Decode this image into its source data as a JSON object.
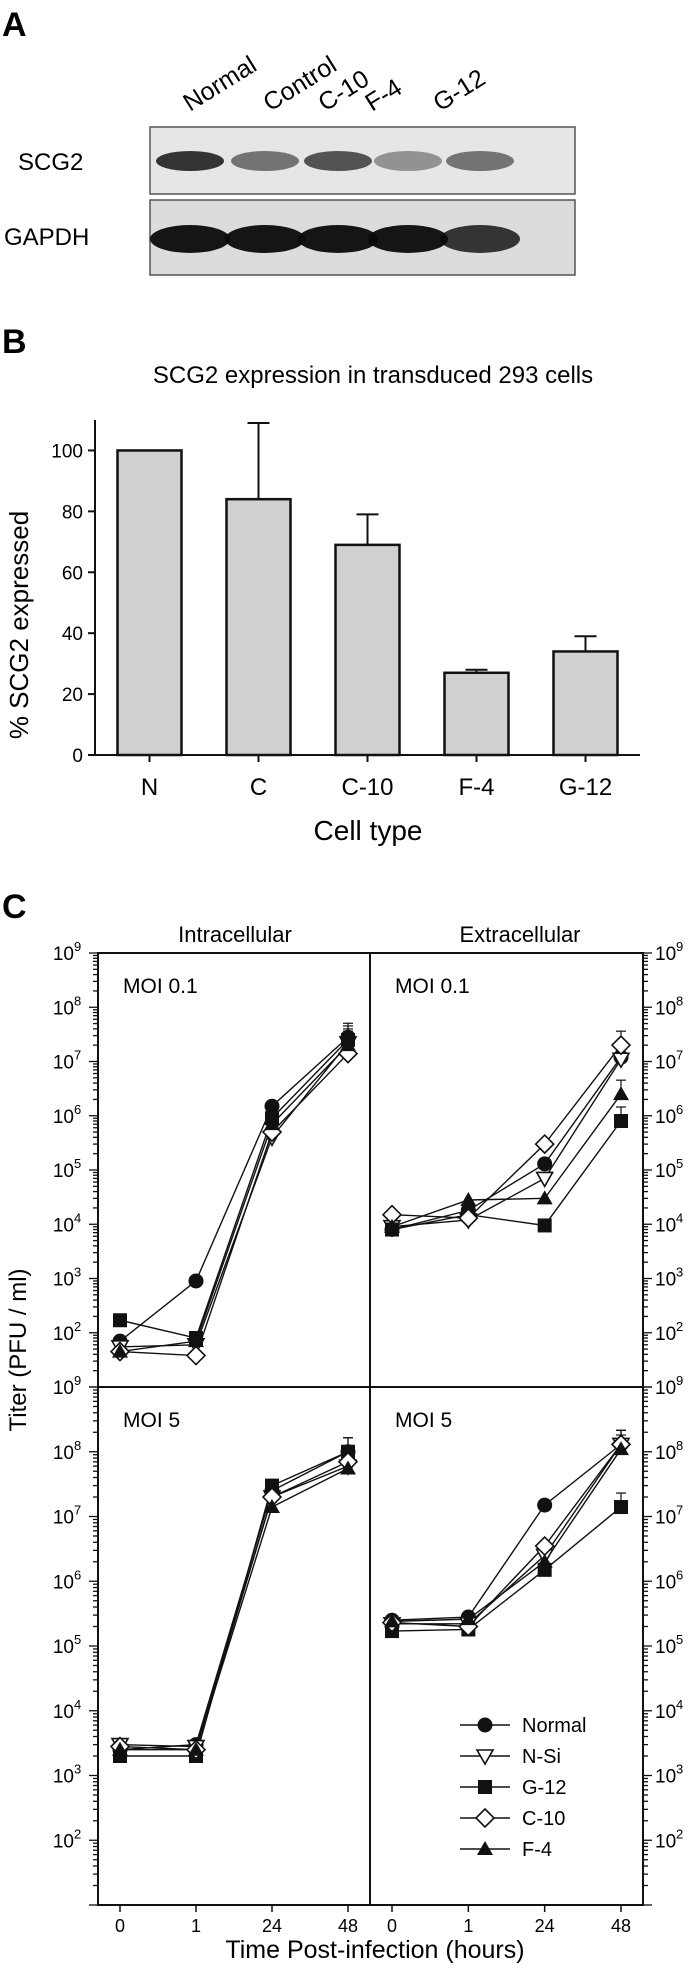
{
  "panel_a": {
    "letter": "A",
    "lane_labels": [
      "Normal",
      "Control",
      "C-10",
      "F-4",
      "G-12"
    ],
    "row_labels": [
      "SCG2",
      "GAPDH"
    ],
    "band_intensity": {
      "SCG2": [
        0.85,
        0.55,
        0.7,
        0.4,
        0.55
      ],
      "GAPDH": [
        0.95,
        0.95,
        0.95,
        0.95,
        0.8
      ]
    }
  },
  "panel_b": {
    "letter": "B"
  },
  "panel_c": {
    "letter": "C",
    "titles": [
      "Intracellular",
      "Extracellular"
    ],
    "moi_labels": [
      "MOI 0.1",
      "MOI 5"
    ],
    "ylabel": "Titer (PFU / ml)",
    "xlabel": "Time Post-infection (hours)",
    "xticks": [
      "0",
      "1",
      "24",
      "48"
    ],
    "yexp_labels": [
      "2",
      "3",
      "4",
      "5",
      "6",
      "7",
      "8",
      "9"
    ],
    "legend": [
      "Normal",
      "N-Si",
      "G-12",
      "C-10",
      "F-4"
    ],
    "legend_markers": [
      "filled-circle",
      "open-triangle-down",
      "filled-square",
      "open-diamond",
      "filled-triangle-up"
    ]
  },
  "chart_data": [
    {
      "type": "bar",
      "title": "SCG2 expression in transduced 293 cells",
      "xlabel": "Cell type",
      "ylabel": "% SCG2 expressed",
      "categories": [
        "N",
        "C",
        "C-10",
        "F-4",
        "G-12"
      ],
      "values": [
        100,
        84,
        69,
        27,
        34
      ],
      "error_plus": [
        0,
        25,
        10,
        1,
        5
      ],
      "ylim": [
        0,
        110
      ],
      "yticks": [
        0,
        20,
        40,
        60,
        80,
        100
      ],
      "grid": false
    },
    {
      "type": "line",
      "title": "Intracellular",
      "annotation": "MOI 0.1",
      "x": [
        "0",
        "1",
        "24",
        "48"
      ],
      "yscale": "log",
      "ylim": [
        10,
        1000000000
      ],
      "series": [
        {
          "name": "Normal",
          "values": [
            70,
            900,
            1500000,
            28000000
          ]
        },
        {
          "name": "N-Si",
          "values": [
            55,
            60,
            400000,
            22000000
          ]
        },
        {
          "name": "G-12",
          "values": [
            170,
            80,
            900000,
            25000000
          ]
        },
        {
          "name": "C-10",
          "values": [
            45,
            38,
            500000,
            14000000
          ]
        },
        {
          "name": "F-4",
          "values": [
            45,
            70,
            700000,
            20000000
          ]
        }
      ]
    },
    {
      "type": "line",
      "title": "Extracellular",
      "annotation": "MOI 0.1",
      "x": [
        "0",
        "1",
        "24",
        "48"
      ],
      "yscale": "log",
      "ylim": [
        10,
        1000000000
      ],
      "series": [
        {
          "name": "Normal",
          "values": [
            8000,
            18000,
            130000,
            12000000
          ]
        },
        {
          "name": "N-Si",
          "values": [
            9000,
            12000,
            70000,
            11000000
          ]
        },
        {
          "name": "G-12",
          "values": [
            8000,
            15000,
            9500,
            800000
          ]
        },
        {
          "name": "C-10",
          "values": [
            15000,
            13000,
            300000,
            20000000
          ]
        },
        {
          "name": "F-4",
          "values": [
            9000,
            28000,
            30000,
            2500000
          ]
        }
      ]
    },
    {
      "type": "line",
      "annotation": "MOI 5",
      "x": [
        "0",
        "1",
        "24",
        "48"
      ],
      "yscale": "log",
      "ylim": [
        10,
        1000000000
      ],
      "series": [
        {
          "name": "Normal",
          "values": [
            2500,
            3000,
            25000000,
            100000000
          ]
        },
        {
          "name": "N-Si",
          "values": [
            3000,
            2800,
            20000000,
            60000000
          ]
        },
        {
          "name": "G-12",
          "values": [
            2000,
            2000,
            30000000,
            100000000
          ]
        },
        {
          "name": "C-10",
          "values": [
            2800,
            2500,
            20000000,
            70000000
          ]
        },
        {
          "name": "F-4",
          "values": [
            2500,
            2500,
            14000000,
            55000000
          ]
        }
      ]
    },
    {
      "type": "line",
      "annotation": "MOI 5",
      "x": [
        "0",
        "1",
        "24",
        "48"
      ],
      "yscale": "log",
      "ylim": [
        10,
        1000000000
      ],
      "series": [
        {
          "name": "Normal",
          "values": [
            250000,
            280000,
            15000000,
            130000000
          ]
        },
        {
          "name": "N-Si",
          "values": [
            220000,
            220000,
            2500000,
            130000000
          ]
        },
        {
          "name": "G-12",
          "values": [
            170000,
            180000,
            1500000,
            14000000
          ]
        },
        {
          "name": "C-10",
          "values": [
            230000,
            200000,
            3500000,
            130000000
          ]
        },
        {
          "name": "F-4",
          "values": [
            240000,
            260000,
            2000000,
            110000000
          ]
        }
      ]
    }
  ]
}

** THE PROBLEM **
Exact copies of all the entries, without any pictures, are what the answer must contain.

** TASK RESPONSE **
Decode this image into its source data as a JSON object.
{
  "panel_a": {
    "letter": "A",
    "lane_labels": [
      "Normal",
      "Control",
      "C-10",
      "F-4",
      "G-12"
    ],
    "row_labels": [
      "SCG2",
      "GAPDH"
    ],
    "band_intensity": {
      "SCG2": [
        0.85,
        0.55,
        0.7,
        0.4,
        0.55
      ],
      "GAPDH": [
        0.95,
        0.95,
        0.95,
        0.95,
        0.8
      ]
    }
  },
  "panel_b": {
    "letter": "B"
  },
  "panel_c": {
    "letter": "C",
    "titles": [
      "Intracellular",
      "Extracellular"
    ],
    "moi_labels": [
      "MOI 0.1",
      "MOI 5"
    ],
    "ylabel": "Titer (PFU / ml)",
    "xlabel": "Time Post-infection (hours)",
    "xticks": [
      "0",
      "1",
      "24",
      "48"
    ],
    "yexp_labels": [
      "2",
      "3",
      "4",
      "5",
      "6",
      "7",
      "8",
      "9"
    ],
    "legend": [
      "Normal",
      "N-Si",
      "G-12",
      "C-10",
      "F-4"
    ],
    "legend_markers": [
      "filled-circle",
      "open-triangle-down",
      "filled-square",
      "open-diamond",
      "filled-triangle-up"
    ]
  },
  "chart_data": [
    {
      "type": "bar",
      "title": "SCG2 expression in transduced 293 cells",
      "xlabel": "Cell type",
      "ylabel": "% SCG2 expressed",
      "categories": [
        "N",
        "C",
        "C-10",
        "F-4",
        "G-12"
      ],
      "values": [
        100,
        84,
        69,
        27,
        34
      ],
      "error_plus": [
        0,
        25,
        10,
        1,
        5
      ],
      "ylim": [
        0,
        110
      ],
      "yticks": [
        0,
        20,
        40,
        60,
        80,
        100
      ],
      "grid": false
    },
    {
      "type": "line",
      "title": "Intracellular",
      "annotation": "MOI 0.1",
      "x": [
        "0",
        "1",
        "24",
        "48"
      ],
      "yscale": "log",
      "ylim": [
        10,
        1000000000
      ],
      "series": [
        {
          "name": "Normal",
          "values": [
            70,
            900,
            1500000,
            28000000
          ]
        },
        {
          "name": "N-Si",
          "values": [
            55,
            60,
            400000,
            22000000
          ]
        },
        {
          "name": "G-12",
          "values": [
            170,
            80,
            900000,
            25000000
          ]
        },
        {
          "name": "C-10",
          "values": [
            45,
            38,
            500000,
            14000000
          ]
        },
        {
          "name": "F-4",
          "values": [
            45,
            70,
            700000,
            20000000
          ]
        }
      ]
    },
    {
      "type": "line",
      "title": "Extracellular",
      "annotation": "MOI 0.1",
      "x": [
        "0",
        "1",
        "24",
        "48"
      ],
      "yscale": "log",
      "ylim": [
        10,
        1000000000
      ],
      "series": [
        {
          "name": "Normal",
          "values": [
            8000,
            18000,
            130000,
            12000000
          ]
        },
        {
          "name": "N-Si",
          "values": [
            9000,
            12000,
            70000,
            11000000
          ]
        },
        {
          "name": "G-12",
          "values": [
            8000,
            15000,
            9500,
            800000
          ]
        },
        {
          "name": "C-10",
          "values": [
            15000,
            13000,
            300000,
            20000000
          ]
        },
        {
          "name": "F-4",
          "values": [
            9000,
            28000,
            30000,
            2500000
          ]
        }
      ]
    },
    {
      "type": "line",
      "annotation": "MOI 5",
      "x": [
        "0",
        "1",
        "24",
        "48"
      ],
      "yscale": "log",
      "ylim": [
        10,
        1000000000
      ],
      "series": [
        {
          "name": "Normal",
          "values": [
            2500,
            3000,
            25000000,
            100000000
          ]
        },
        {
          "name": "N-Si",
          "values": [
            3000,
            2800,
            20000000,
            60000000
          ]
        },
        {
          "name": "G-12",
          "values": [
            2000,
            2000,
            30000000,
            100000000
          ]
        },
        {
          "name": "C-10",
          "values": [
            2800,
            2500,
            20000000,
            70000000
          ]
        },
        {
          "name": "F-4",
          "values": [
            2500,
            2500,
            14000000,
            55000000
          ]
        }
      ]
    },
    {
      "type": "line",
      "annotation": "MOI 5",
      "x": [
        "0",
        "1",
        "24",
        "48"
      ],
      "yscale": "log",
      "ylim": [
        10,
        1000000000
      ],
      "series": [
        {
          "name": "Normal",
          "values": [
            250000,
            280000,
            15000000,
            130000000
          ]
        },
        {
          "name": "N-Si",
          "values": [
            220000,
            220000,
            2500000,
            130000000
          ]
        },
        {
          "name": "G-12",
          "values": [
            170000,
            180000,
            1500000,
            14000000
          ]
        },
        {
          "name": "C-10",
          "values": [
            230000,
            200000,
            3500000,
            130000000
          ]
        },
        {
          "name": "F-4",
          "values": [
            240000,
            260000,
            2000000,
            110000000
          ]
        }
      ]
    }
  ]
}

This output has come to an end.